Data section -
════

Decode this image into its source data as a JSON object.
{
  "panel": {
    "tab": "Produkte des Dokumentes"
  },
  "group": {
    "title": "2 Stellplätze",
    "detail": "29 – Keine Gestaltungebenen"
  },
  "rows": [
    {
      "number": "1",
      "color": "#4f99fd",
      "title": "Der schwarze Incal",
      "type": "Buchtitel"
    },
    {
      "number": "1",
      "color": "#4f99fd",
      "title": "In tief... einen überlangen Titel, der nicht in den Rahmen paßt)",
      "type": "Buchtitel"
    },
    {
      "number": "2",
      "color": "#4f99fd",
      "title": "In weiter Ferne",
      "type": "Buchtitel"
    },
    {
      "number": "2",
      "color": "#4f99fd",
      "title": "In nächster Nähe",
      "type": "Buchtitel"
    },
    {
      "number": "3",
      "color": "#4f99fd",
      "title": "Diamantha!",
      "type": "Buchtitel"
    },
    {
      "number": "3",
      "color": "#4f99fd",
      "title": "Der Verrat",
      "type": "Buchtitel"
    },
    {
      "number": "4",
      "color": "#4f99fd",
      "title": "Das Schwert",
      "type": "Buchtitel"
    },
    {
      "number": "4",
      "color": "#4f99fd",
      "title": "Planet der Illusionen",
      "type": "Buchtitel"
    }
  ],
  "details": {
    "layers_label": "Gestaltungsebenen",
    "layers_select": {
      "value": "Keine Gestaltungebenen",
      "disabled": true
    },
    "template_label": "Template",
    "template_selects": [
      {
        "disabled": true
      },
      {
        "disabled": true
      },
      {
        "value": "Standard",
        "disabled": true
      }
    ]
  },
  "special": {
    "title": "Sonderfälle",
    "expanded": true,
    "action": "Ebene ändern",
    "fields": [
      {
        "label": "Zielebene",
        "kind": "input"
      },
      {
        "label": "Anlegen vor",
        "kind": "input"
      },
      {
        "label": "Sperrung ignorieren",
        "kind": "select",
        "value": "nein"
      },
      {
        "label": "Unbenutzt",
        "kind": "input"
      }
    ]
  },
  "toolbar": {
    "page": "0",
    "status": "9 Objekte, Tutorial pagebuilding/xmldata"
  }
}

════

Task requirements - Write the data back out verbatim.

Output of the exercise -
Decode this image into its source data as a JSON object.
{
  "panel": {
    "tab": "Produkte des Dokumentes"
  },
  "group": {
    "title": "2 Stellplätze",
    "detail": "29 – Keine Gestaltungebenen"
  },
  "rows": [
    {
      "number": "1",
      "color": "#4f99fd",
      "title": "Der schwarze Incal",
      "type": "Buchtitel"
    },
    {
      "number": "1",
      "color": "#4f99fd",
      "title": "In tief... einen überlangen Titel, der nicht in den Rahmen paßt)",
      "type": "Buchtitel"
    },
    {
      "number": "2",
      "color": "#4f99fd",
      "title": "In weiter Ferne",
      "type": "Buchtitel"
    },
    {
      "number": "2",
      "color": "#4f99fd",
      "title": "In nächster Nähe",
      "type": "Buchtitel"
    },
    {
      "number": "3",
      "color": "#4f99fd",
      "title": "Diamantha!",
      "type": "Buchtitel"
    },
    {
      "number": "3",
      "color": "#4f99fd",
      "title": "Der Verrat",
      "type": "Buchtitel"
    },
    {
      "number": "4",
      "color": "#4f99fd",
      "title": "Das Schwert",
      "type": "Buchtitel"
    },
    {
      "number": "4",
      "color": "#4f99fd",
      "title": "Planet der Illusionen",
      "type": "Buchtitel"
    }
  ],
  "details": {
    "layers_label": "Gestaltungsebenen",
    "layers_select": {
      "value": "Keine Gestaltungebenen",
      "disabled": true
    },
    "template_label": "Template",
    "template_selects": [
      {
        "disabled": true
      },
      {
        "disabled": true
      },
      {
        "value": "Standard",
        "disabled": true
      }
    ]
  },
  "special": {
    "title": "Sonderfälle",
    "expanded": true,
    "action": "Ebene ändern",
    "fields": [
      {
        "label": "Zielebene",
        "kind": "input"
      },
      {
        "label": "Anlegen vor",
        "kind": "input"
      },
      {
        "label": "Sperrung ignorieren",
        "kind": "select",
        "value": "nein"
      },
      {
        "label": "Unbenutzt",
        "kind": "input"
      }
    ]
  },
  "toolbar": {
    "page": "0",
    "status": "9 Objekte, Tutorial pagebuilding/xmldata"
  }
}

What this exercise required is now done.